[Stored entries]
┄┄┄┄┄┄┄┄┄┄
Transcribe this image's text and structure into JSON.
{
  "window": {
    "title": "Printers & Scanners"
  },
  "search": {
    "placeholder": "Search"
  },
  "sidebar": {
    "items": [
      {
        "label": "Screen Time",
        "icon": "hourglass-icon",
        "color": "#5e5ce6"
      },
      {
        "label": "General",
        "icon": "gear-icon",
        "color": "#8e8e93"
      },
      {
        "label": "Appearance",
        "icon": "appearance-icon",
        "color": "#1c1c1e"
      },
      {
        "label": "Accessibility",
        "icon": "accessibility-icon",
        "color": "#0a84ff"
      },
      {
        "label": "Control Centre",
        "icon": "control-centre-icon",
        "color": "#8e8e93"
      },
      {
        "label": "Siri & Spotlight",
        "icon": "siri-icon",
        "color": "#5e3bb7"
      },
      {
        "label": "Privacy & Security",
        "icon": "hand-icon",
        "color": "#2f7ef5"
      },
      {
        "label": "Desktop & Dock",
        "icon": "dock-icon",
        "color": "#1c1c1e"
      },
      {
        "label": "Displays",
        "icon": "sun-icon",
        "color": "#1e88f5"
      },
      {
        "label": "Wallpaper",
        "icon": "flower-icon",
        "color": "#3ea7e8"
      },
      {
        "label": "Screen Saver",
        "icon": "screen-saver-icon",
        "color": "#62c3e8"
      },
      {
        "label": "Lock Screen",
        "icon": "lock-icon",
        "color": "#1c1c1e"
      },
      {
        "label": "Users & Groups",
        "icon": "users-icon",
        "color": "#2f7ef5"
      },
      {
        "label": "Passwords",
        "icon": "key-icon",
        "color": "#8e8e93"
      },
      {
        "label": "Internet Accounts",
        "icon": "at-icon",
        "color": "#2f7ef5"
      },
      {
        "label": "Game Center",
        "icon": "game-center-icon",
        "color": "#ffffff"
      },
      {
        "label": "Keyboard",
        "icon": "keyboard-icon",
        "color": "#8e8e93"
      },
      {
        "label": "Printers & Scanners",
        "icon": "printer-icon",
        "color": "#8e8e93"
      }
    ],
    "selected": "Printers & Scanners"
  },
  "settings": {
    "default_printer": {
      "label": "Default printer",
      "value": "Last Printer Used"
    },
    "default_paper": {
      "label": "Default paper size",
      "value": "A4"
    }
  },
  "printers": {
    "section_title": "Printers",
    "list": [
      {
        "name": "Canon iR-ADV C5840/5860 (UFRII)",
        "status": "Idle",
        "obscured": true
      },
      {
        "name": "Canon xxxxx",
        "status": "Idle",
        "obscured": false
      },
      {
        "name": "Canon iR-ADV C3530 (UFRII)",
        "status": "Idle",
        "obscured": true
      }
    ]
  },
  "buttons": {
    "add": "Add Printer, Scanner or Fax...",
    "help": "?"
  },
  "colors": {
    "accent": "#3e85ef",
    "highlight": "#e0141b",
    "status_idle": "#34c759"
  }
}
┄┄┄┄┄┄┄┄┄┄
§ **Job**
Recite the full listing above exactly.

§ **Complete output**
Transcribe this image's text and structure into JSON.
{
  "window": {
    "title": "Printers & Scanners"
  },
  "search": {
    "placeholder": "Search"
  },
  "sidebar": {
    "items": [
      {
        "label": "Screen Time",
        "icon": "hourglass-icon",
        "color": "#5e5ce6"
      },
      {
        "label": "General",
        "icon": "gear-icon",
        "color": "#8e8e93"
      },
      {
        "label": "Appearance",
        "icon": "appearance-icon",
        "color": "#1c1c1e"
      },
      {
        "label": "Accessibility",
        "icon": "accessibility-icon",
        "color": "#0a84ff"
      },
      {
        "label": "Control Centre",
        "icon": "control-centre-icon",
        "color": "#8e8e93"
      },
      {
        "label": "Siri & Spotlight",
        "icon": "siri-icon",
        "color": "#5e3bb7"
      },
      {
        "label": "Privacy & Security",
        "icon": "hand-icon",
        "color": "#2f7ef5"
      },
      {
        "label": "Desktop & Dock",
        "icon": "dock-icon",
        "color": "#1c1c1e"
      },
      {
        "label": "Displays",
        "icon": "sun-icon",
        "color": "#1e88f5"
      },
      {
        "label": "Wallpaper",
        "icon": "flower-icon",
        "color": "#3ea7e8"
      },
      {
        "label": "Screen Saver",
        "icon": "screen-saver-icon",
        "color": "#62c3e8"
      },
      {
        "label": "Lock Screen",
        "icon": "lock-icon",
        "color": "#1c1c1e"
      },
      {
        "label": "Users & Groups",
        "icon": "users-icon",
        "color": "#2f7ef5"
      },
      {
        "label": "Passwords",
        "icon": "key-icon",
        "color": "#8e8e93"
      },
      {
        "label": "Internet Accounts",
        "icon": "at-icon",
        "color": "#2f7ef5"
      },
      {
        "label": "Game Center",
        "icon": "game-center-icon",
        "color": "#ffffff"
      },
      {
        "label": "Keyboard",
        "icon": "keyboard-icon",
        "color": "#8e8e93"
      },
      {
        "label": "Printers & Scanners",
        "icon": "printer-icon",
        "color": "#8e8e93"
      }
    ],
    "selected": "Printers & Scanners"
  },
  "settings": {
    "default_printer": {
      "label": "Default printer",
      "value": "Last Printer Used"
    },
    "default_paper": {
      "label": "Default paper size",
      "value": "A4"
    }
  },
  "printers": {
    "section_title": "Printers",
    "list": [
      {
        "name": "Canon iR-ADV C5840/5860 (UFRII)",
        "status": "Idle",
        "obscured": true
      },
      {
        "name": "Canon xxxxx",
        "status": "Idle",
        "obscured": false
      },
      {
        "name": "Canon iR-ADV C3530 (UFRII)",
        "status": "Idle",
        "obscured": true
      }
    ]
  },
  "buttons": {
    "add": "Add Printer, Scanner or Fax...",
    "help": "?"
  },
  "colors": {
    "accent": "#3e85ef",
    "highlight": "#e0141b",
    "status_idle": "#34c759"
  }
}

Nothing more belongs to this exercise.